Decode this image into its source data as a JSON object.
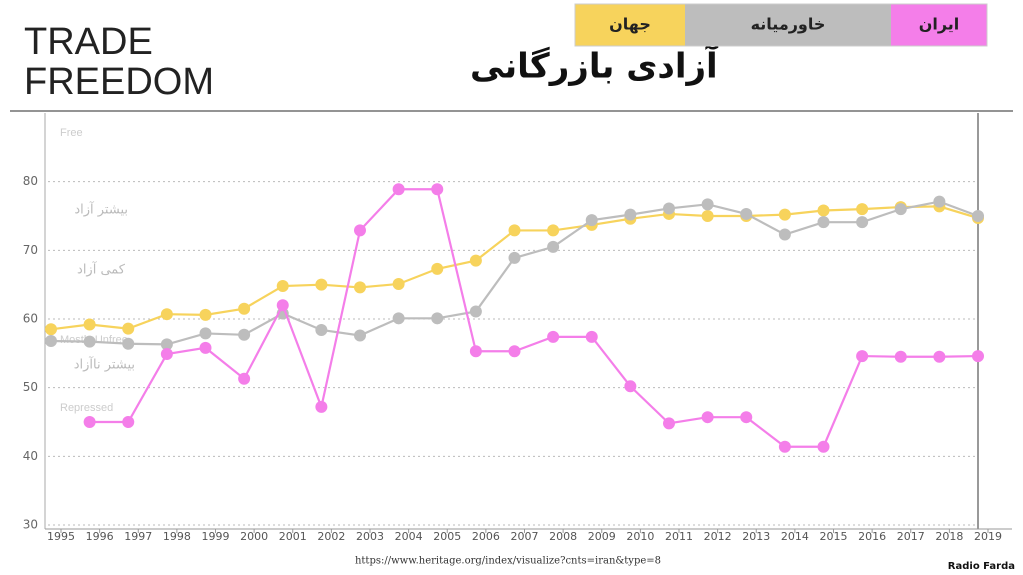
{
  "chart_data": {
    "type": "line",
    "title": "TRADE FREEDOM",
    "subtitle": "آزادی بازرگانی",
    "x": [
      1995,
      1996,
      1997,
      1998,
      1999,
      2000,
      2001,
      2002,
      2003,
      2004,
      2005,
      2006,
      2007,
      2008,
      2009,
      2010,
      2011,
      2012,
      2013,
      2014,
      2015,
      2016,
      2017,
      2018,
      2019
    ],
    "series": [
      {
        "name": "ایران",
        "color": "#f47ee9",
        "values": [
          null,
          45,
          45,
          54.9,
          55.8,
          51.3,
          62,
          47.2,
          72.9,
          78.9,
          78.9,
          55.3,
          55.3,
          57.4,
          57.4,
          50.2,
          44.8,
          45.7,
          45.7,
          41.4,
          41.4,
          54.6,
          54.5,
          54.5,
          54.6
        ]
      },
      {
        "name": "خاورمیانه",
        "color": "#bdbdbd",
        "values": [
          56.8,
          56.7,
          56.4,
          56.3,
          57.9,
          57.7,
          60.8,
          58.4,
          57.6,
          60.1,
          60.1,
          61.1,
          68.9,
          70.5,
          74.4,
          75.2,
          76.1,
          76.7,
          75.3,
          72.3,
          74.1,
          74.1,
          76,
          77.1,
          75
        ]
      },
      {
        "name": "جهان",
        "color": "#f7d35c",
        "values": [
          58.5,
          59.2,
          58.6,
          60.7,
          60.6,
          61.5,
          64.8,
          65,
          64.6,
          65.1,
          67.3,
          68.5,
          72.9,
          72.9,
          73.7,
          74.6,
          75.3,
          75,
          75,
          75.2,
          75.8,
          76,
          76.3,
          76.4,
          74.7
        ]
      }
    ],
    "xlim": [
      1995,
      2019
    ],
    "xticks": [
      1995,
      1996,
      1997,
      1998,
      1999,
      2000,
      2001,
      2002,
      2003,
      2004,
      2005,
      2006,
      2007,
      2008,
      2009,
      2010,
      2011,
      2012,
      2013,
      2014,
      2015,
      2016,
      2017,
      2018,
      2019
    ],
    "ylim": [
      30,
      90
    ],
    "yticks": [
      30,
      40,
      50,
      60,
      70,
      80
    ],
    "grid": true,
    "annotations": [
      "Free",
      "بیشتر آزاد",
      "کمی آزاد",
      "Mostly Unfree",
      "بیشتر ناآزاد",
      "Repressed"
    ],
    "source": "https://www.heritage.org/index/visualize?cnts=iran&type=8",
    "credit": "Radio Farda"
  }
}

◆ ◆ ◆

» **PROBLEM TO WORK ON**:
Search the data for the string "source" and copy each line where it appears.

» **RESPONSE TO THE EXERCISE**:
Decode this image into its source data as a JSON object.
    "source": "https://www.heritage.org/index/visualize?cnts=iran&type=8",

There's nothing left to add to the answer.